>> Begin AVAILABLE RECORDS

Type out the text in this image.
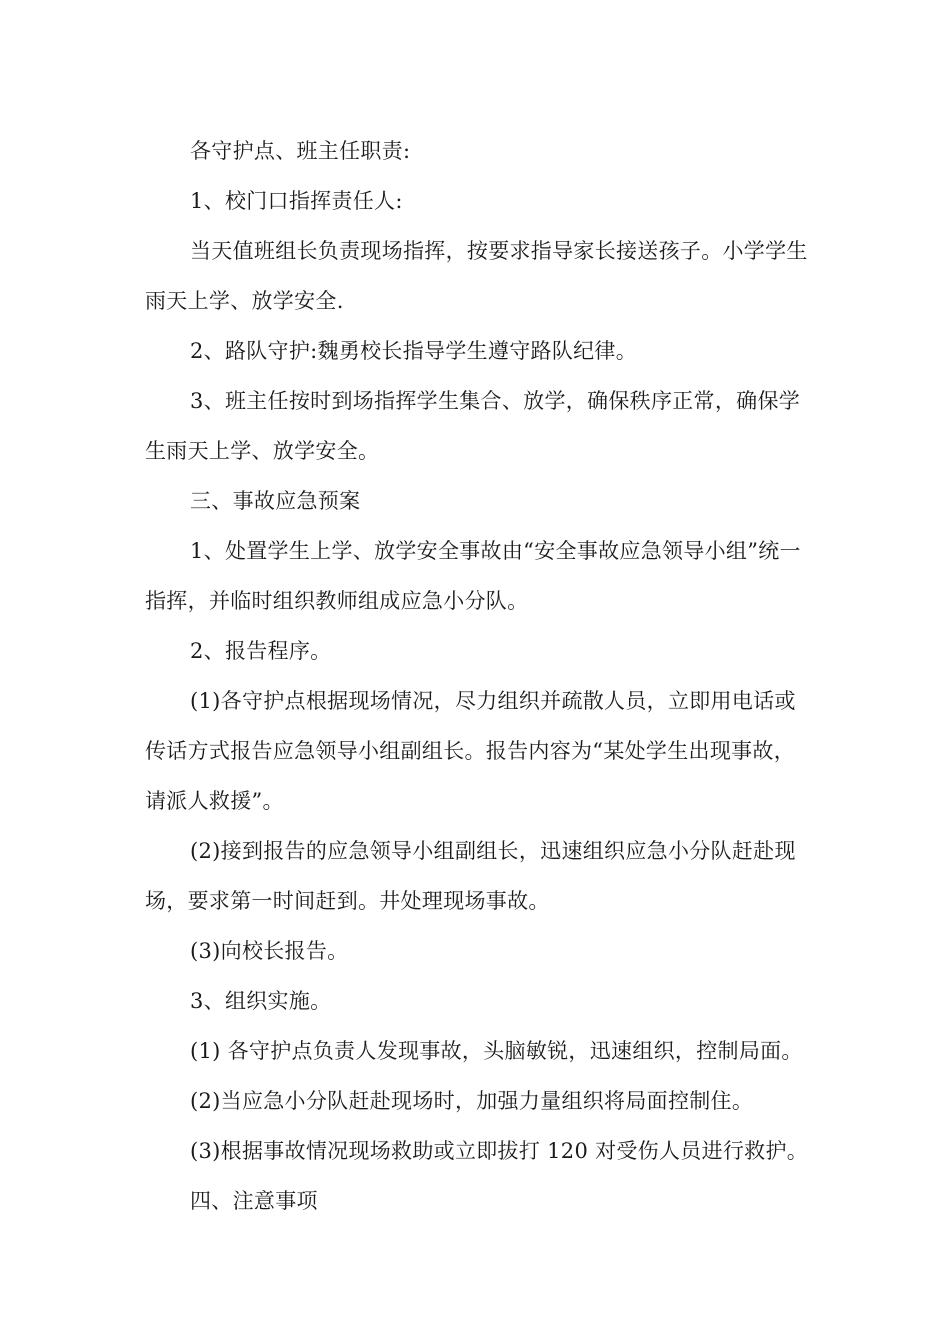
各守护点、班主任职责:

1、校门口指挥责任人:

当天值班组长负责现场指挥，按要求指导家长接送孩子。小学学生雨天上学、放学安全.

2、路队守护:魏勇校长指导学生遵守路队纪律。

3、班主任按时到场指挥学生集合、放学，确保秩序正常，确保学生雨天上学、放学安全。

三、事故应急预案

1、处置学生上学、放学安全事故由“安全事故应急领导小组”统一指挥，并临时组织教师组成应急小分队。

2、报告程序。

(1)各守护点根据现场情况，尽力组织并疏散人员，立即用电话或传话方式报告应急领导小组副组长。报告内容为“某处学生出现事故，请派人救援”。

(2)接到报告的应急领导小组副组长，迅速组织应急小分队赶赴现场，要求第一时间赶到。井处理现场事故。

(3)向校长报告。

3、组织实施。

(1) 各守护点负责人发现事故，头脑敏锐，迅速组织，控制局面。

(2)当应急小分队赶赴现场时，加强力量组织将局面控制住。

(3)根据事故情况现场救助或立即拔打 120 对受伤人员进行救护。

四、注意事项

>> End AVAILABLE RECORDS

Copy every line of the data exactly as written, excluding the pictures.

Type out the text in this image.
各守护点、班主任职责:

1、校门口指挥责任人:

当天值班组长负责现场指挥，按要求指导家长接送孩子。小学学生雨天上学、放学安全.

2、路队守护:魏勇校长指导学生遵守路队纪律。

3、班主任按时到场指挥学生集合、放学，确保秩序正常，确保学生雨天上学、放学安全。

三、事故应急预案

1、处置学生上学、放学安全事故由“安全事故应急领导小组”统一指挥，并临时组织教师组成应急小分队。

2、报告程序。

(1)各守护点根据现场情况，尽力组织并疏散人员，立即用电话或传话方式报告应急领导小组副组长。报告内容为“某处学生出现事故，请派人救援”。

(2)接到报告的应急领导小组副组长，迅速组织应急小分队赶赴现场，要求第一时间赶到。井处理现场事故。

(3)向校长报告。

3、组织实施。

(1) 各守护点负责人发现事故，头脑敏锐，迅速组织，控制局面。

(2)当应急小分队赶赴现场时，加强力量组织将局面控制住。

(3)根据事故情况现场救助或立即拔打 120 对受伤人员进行救护。

四、注意事项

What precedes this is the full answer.